**DONNÉES SOURCES:**
# # # #

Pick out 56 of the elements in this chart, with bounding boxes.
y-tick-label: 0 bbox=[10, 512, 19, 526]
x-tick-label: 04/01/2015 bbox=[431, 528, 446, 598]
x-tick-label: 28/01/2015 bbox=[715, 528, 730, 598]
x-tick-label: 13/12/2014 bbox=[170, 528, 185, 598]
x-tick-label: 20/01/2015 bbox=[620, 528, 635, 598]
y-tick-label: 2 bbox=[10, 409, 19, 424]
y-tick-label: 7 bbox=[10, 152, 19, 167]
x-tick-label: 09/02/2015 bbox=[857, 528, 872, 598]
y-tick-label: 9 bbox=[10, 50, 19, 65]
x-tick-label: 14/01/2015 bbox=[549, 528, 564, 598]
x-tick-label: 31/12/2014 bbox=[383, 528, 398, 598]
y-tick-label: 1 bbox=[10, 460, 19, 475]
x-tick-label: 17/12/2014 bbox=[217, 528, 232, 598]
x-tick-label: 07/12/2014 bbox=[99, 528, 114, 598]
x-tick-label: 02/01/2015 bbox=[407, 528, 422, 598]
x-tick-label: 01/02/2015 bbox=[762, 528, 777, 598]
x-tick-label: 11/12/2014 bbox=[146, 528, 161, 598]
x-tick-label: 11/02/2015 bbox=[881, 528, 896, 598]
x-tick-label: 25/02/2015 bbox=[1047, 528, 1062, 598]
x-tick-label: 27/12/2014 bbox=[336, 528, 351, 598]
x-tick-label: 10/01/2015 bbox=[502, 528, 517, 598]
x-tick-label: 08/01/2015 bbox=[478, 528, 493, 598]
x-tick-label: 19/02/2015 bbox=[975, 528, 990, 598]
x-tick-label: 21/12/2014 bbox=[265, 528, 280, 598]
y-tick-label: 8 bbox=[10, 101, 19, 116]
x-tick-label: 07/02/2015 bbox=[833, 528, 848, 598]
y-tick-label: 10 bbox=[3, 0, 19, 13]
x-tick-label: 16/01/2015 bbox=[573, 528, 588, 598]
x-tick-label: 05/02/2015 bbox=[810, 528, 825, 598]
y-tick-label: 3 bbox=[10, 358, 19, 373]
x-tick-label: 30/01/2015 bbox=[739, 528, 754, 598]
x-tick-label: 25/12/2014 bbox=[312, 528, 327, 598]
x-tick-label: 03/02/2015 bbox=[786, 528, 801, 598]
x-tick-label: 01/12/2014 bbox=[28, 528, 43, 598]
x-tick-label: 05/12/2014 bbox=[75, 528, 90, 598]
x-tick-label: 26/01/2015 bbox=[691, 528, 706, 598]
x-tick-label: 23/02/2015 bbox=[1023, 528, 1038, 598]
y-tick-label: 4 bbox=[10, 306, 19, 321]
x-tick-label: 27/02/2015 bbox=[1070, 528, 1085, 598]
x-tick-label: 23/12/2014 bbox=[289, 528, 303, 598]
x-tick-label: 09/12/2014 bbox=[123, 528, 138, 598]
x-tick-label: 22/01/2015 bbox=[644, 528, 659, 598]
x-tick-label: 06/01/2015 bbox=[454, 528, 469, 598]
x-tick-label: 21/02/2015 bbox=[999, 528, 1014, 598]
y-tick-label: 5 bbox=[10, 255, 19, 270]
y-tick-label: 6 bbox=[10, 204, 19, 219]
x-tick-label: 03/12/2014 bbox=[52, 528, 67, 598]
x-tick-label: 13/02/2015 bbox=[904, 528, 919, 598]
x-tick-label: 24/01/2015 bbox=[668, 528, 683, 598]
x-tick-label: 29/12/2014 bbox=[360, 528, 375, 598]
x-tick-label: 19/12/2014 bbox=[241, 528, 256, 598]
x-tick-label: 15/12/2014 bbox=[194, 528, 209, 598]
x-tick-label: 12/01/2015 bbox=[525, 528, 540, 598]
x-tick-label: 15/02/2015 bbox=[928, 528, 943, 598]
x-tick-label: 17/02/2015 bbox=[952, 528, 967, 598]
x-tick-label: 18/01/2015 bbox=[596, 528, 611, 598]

# # # #

**ÉNONCÉ DU PROBLÈME:** Modifiez le matériel depuis son début jusqu'à la ligne contenant « y-tick-label: 9 bbox=[10, 50, 19, 65] », celle-ci comprise, en remplaçant « x-tick-label » par « x-axis-label ». Reproduisez uniquement ces lignes, sans rien changer d'autre.

**CORRIGÉ DE L'EXERCICE:**
Pick out 56 of the elements in this chart, with bounding boxes.
y-tick-label: 0 bbox=[10, 512, 19, 526]
x-axis-label: 04/01/2015 bbox=[431, 528, 446, 598]
x-axis-label: 28/01/2015 bbox=[715, 528, 730, 598]
x-axis-label: 13/12/2014 bbox=[170, 528, 185, 598]
x-axis-label: 20/01/2015 bbox=[620, 528, 635, 598]
y-tick-label: 2 bbox=[10, 409, 19, 424]
y-tick-label: 7 bbox=[10, 152, 19, 167]
x-axis-label: 09/02/2015 bbox=[857, 528, 872, 598]
y-tick-label: 9 bbox=[10, 50, 19, 65]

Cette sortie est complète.